Given request:
Gather each line of the entries below that includes "Soil".

───── Entries shown ─────

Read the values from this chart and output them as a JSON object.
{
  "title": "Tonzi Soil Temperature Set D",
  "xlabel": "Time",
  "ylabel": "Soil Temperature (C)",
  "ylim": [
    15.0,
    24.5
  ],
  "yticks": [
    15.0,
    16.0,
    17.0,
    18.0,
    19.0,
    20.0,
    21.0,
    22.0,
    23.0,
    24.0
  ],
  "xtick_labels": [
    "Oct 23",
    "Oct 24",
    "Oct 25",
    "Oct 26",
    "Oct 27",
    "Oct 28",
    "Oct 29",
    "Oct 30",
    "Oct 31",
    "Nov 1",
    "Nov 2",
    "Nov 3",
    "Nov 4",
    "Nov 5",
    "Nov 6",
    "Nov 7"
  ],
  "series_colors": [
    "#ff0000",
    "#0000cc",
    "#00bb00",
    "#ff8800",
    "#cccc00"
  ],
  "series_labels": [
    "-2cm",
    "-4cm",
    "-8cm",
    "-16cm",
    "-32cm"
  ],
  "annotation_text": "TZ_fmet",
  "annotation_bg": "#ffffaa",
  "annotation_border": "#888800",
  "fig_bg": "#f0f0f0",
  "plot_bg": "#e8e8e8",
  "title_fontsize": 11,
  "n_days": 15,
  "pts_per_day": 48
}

─────

Task response:
  "title": "Tonzi Soil Temperature Set D",
  "ylabel": "Soil Temperature (C)",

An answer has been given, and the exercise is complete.